__TASK__:
All of the data below should be written out exactly.

__DATASET__:
+++

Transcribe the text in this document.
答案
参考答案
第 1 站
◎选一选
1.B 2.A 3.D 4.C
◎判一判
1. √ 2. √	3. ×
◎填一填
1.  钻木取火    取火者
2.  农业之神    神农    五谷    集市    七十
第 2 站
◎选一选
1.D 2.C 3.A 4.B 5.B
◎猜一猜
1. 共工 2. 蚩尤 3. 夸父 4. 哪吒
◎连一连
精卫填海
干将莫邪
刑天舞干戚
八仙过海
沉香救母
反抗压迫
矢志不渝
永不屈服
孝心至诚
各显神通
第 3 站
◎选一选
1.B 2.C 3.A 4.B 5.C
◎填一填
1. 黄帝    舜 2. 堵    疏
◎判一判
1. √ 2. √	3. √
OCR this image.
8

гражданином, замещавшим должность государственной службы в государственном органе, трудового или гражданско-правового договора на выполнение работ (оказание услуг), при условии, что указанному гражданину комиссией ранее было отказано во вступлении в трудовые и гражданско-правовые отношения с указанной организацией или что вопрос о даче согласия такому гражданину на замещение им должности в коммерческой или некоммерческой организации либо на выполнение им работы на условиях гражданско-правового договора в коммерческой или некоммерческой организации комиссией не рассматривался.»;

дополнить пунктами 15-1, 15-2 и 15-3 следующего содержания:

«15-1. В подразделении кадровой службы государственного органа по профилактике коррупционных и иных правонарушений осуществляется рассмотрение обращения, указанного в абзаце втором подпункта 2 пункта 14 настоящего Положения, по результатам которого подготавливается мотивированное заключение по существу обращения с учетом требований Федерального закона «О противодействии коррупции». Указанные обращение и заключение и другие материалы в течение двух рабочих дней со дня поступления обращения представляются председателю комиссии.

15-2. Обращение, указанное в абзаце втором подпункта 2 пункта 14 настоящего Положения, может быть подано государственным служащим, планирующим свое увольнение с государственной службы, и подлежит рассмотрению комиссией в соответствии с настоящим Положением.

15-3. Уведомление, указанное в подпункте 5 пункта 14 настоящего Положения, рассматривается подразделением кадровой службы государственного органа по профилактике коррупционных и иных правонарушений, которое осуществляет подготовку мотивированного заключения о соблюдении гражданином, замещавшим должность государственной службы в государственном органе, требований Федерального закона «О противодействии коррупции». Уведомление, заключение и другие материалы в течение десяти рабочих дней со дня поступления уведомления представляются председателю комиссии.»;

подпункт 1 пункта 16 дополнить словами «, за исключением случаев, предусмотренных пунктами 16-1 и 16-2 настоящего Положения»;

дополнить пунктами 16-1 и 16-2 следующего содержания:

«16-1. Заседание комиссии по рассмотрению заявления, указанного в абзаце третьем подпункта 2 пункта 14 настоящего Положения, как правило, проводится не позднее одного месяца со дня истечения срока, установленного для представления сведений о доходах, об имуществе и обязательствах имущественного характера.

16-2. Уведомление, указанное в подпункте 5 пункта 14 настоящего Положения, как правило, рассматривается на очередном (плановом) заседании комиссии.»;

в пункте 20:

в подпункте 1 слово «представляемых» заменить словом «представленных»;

+++

__COMPLETE OUTPUT__:
Transcribe the text in this document.
答案
参考答案
第 1 站
◎选一选
1.B 2.A 3.D 4.C
◎判一判
1. √ 2. √	3. ×
◎填一填
1.  钻木取火    取火者
2.  农业之神    神农    五谷    集市    七十
第 2 站
◎选一选
1.D 2.C 3.A 4.B 5.B
◎猜一猜
1. 共工 2. 蚩尤 3. 夸父 4. 哪吒
◎连一连
精卫填海
干将莫邪
刑天舞干戚
八仙过海
沉香救母
反抗压迫
矢志不渝
永不屈服
孝心至诚
各显神通
第 3 站
◎选一选
1.B 2.C 3.A 4.B 5.C
◎填一填
1. 黄帝    舜 2. 堵    疏
◎判一判
1. √ 2. √	3. √
OCR this image.
8

гражданином, замещавшим должность государственной службы в государственном органе, трудового или гражданско-правового договора на выполнение работ (оказание услуг), при условии, что указанному гражданину комиссией ранее было отказано во вступлении в трудовые и гражданско-правовые отношения с указанной организацией или что вопрос о даче согласия такому гражданину на замещение им должности в коммерческой или некоммерческой организации либо на выполнение им работы на условиях гражданско-правового договора в коммерческой или некоммерческой организации комиссией не рассматривался.»;

дополнить пунктами 15-1, 15-2 и 15-3 следующего содержания:

«15-1. В подразделении кадровой службы государственного органа по профилактике коррупционных и иных правонарушений осуществляется рассмотрение обращения, указанного в абзаце втором подпункта 2 пункта 14 настоящего Положения, по результатам которого подготавливается мотивированное заключение по существу обращения с учетом требований Федерального закона «О противодействии коррупции». Указанные обращение и заключение и другие материалы в течение двух рабочих дней со дня поступления обращения представляются председателю комиссии.

15-2. Обращение, указанное в абзаце втором подпункта 2 пункта 14 настоящего Положения, может быть подано государственным служащим, планирующим свое увольнение с государственной службы, и подлежит рассмотрению комиссией в соответствии с настоящим Положением.

15-3. Уведомление, указанное в подпункте 5 пункта 14 настоящего Положения, рассматривается подразделением кадровой службы государственного органа по профилактике коррупционных и иных правонарушений, которое осуществляет подготовку мотивированного заключения о соблюдении гражданином, замещавшим должность государственной службы в государственном органе, требований Федерального закона «О противодействии коррупции». Уведомление, заключение и другие материалы в течение десяти рабочих дней со дня поступления уведомления представляются председателю комиссии.»;

подпункт 1 пункта 16 дополнить словами «, за исключением случаев, предусмотренных пунктами 16-1 и 16-2 настоящего Положения»;

дополнить пунктами 16-1 и 16-2 следующего содержания:

«16-1. Заседание комиссии по рассмотрению заявления, указанного в абзаце третьем подпункта 2 пункта 14 настоящего Положения, как правило, проводится не позднее одного месяца со дня истечения срока, установленного для представления сведений о доходах, об имуществе и обязательствах имущественного характера.

16-2. Уведомление, указанное в подпункте 5 пункта 14 настоящего Положения, как правило, рассматривается на очередном (плановом) заседании комиссии.»;

в пункте 20:

в подпункте 1 слово «представляемых» заменить словом «представленных»;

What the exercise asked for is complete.